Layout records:
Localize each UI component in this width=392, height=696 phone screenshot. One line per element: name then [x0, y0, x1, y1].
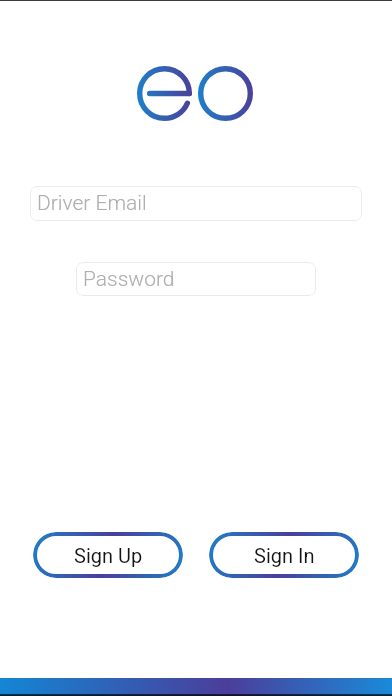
- staticText: Sign In: [254, 544, 315, 567]
- button[interactable]: Driver Email: [30, 186, 362, 221]
- staticText: Password: [83, 267, 175, 292]
- button[interactable]: Sign Up: [33, 532, 183, 578]
- button[interactable]: Sign In: [209, 532, 359, 578]
- staticText: Sign Up: [74, 544, 143, 567]
- button[interactable]: Password: [76, 262, 316, 296]
- staticText: Driver Email: [37, 191, 147, 216]
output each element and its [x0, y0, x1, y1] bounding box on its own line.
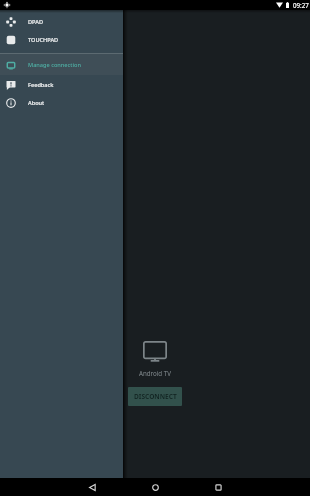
button[interactable]: TOUCHPAD	[0, 31, 123, 49]
staticText: Android TV	[139, 369, 171, 377]
staticText: DISCONNECT	[134, 392, 177, 401]
staticText: Manage connection	[28, 61, 81, 69]
button[interactable]: Manage connection	[0, 54, 123, 75]
button[interactable]: Recent apps	[187, 478, 249, 496]
staticText: About	[28, 99, 45, 107]
button[interactable]: Feedback	[0, 75, 123, 94]
button[interactable]: DISCONNECT	[128, 387, 182, 406]
staticText: 09:27	[293, 1, 309, 9]
staticText: TOUCHPAD	[28, 36, 59, 44]
staticText: Feedback	[28, 81, 54, 89]
button[interactable]: DPAD	[0, 13, 123, 31]
button[interactable]: About	[0, 94, 123, 112]
staticText: DPAD	[28, 18, 43, 26]
button[interactable]: Home	[124, 478, 186, 496]
button[interactable]: Back	[61, 478, 123, 496]
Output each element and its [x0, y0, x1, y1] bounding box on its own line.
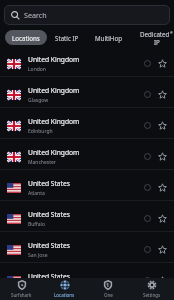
staticText: Surfshark	[11, 292, 32, 298]
staticText: 1	[106, 281, 110, 288]
button[interactable]: Locations	[5, 30, 47, 45]
button[interactable]: Locations	[43, 278, 86, 300]
button[interactable]: Search	[4, 5, 170, 25]
staticText: Static IP	[55, 34, 79, 42]
button[interactable]: United States	[0, 170, 174, 201]
staticText: San Jose	[28, 252, 48, 259]
button[interactable]: United Kingdom	[0, 108, 174, 139]
button[interactable]: Dedicated	[140, 30, 173, 46]
button[interactable]	[158, 59, 167, 68]
staticText: United Kingdom	[28, 117, 80, 126]
staticText: Search	[24, 10, 47, 20]
button[interactable]: 1	[86, 278, 130, 300]
button[interactable]: United Kingdom	[0, 46, 174, 77]
staticText: IP	[154, 38, 160, 46]
button[interactable]	[158, 90, 167, 99]
button[interactable]	[158, 245, 167, 254]
button[interactable]	[158, 121, 167, 130]
button[interactable]: United States	[0, 263, 174, 294]
button[interactable]	[158, 214, 167, 223]
button[interactable]: Surfshark	[0, 278, 43, 300]
staticText: Buffalo	[28, 221, 45, 228]
staticText: United States	[28, 179, 71, 188]
staticText: United Kingdom	[28, 55, 80, 64]
staticText: United States	[28, 241, 71, 250]
staticText: United States	[28, 210, 71, 219]
staticText: Atlanta	[28, 190, 45, 197]
button[interactable]: Settings	[130, 278, 174, 300]
staticText: Locations	[54, 292, 75, 298]
button[interactable]	[158, 152, 167, 161]
staticText: Manchester	[28, 159, 56, 166]
button[interactable]: United Kingdom	[0, 139, 174, 170]
button[interactable]: United States	[0, 201, 174, 232]
staticText: Edinburgh	[28, 128, 53, 135]
button[interactable]: United Kingdom	[0, 77, 174, 108]
staticText: Settings	[143, 292, 161, 298]
button[interactable]: MultiHop	[94, 33, 123, 43]
staticText: MultiHop	[95, 34, 122, 42]
staticText: *	[170, 30, 173, 37]
staticText: Locations	[12, 34, 40, 42]
button[interactable]: Static IP	[54, 33, 80, 43]
button[interactable]	[158, 183, 167, 192]
staticText: United Kingdom	[28, 86, 80, 95]
button[interactable]	[158, 276, 167, 285]
staticText: One	[104, 292, 113, 298]
button[interactable]: United States	[0, 232, 174, 263]
staticText: Glasgow	[28, 97, 49, 104]
staticText: United Kingdom	[28, 148, 80, 157]
staticText: Dedicated	[140, 30, 170, 38]
staticText: United States	[28, 272, 71, 281]
staticText: London	[28, 66, 46, 73]
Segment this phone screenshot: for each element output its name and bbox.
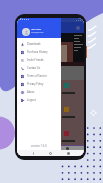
button[interactable]: Contact Us <box>17 64 61 72</box>
button[interactable]: Downloads <box>17 40 61 48</box>
staticText: version 1.0.0 <box>31 144 47 148</box>
button[interactable]: Home <box>49 152 52 155</box>
button[interactable]: Logout <box>17 96 61 104</box>
staticText: Purchase History <box>27 50 48 54</box>
staticText: Downloads <box>27 42 41 46</box>
staticText: Your Name <box>31 28 41 31</box>
button[interactable]: Purchase History <box>17 48 61 56</box>
button[interactable]: Privacy Policy <box>17 80 61 88</box>
staticText: Privacy Policy <box>27 82 44 86</box>
staticText: Terms of Service <box>27 74 47 78</box>
staticText: Contact Us <box>27 66 41 70</box>
button[interactable]: Recents <box>67 152 70 155</box>
staticText: Search <box>21 25 34 30</box>
button[interactable]: Terms of Service <box>17 72 61 80</box>
button[interactable]: Invite Friends <box>17 56 61 64</box>
button[interactable]: About <box>17 88 61 96</box>
button[interactable]: Back <box>32 152 35 155</box>
staticText: Logout <box>27 98 36 102</box>
staticText: About <box>27 90 35 94</box>
staticText: yourmail@gmail.com <box>31 32 44 34</box>
staticText: Invite Friends <box>27 58 44 62</box>
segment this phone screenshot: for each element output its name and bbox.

Short task:
Please gather every line from the entries above that contains the string "Logout", matching case exactly.

Solution to the exercise:
button[interactable]: Logout <box>17 96 61 104</box>
staticText: Logout <box>27 98 36 102</box>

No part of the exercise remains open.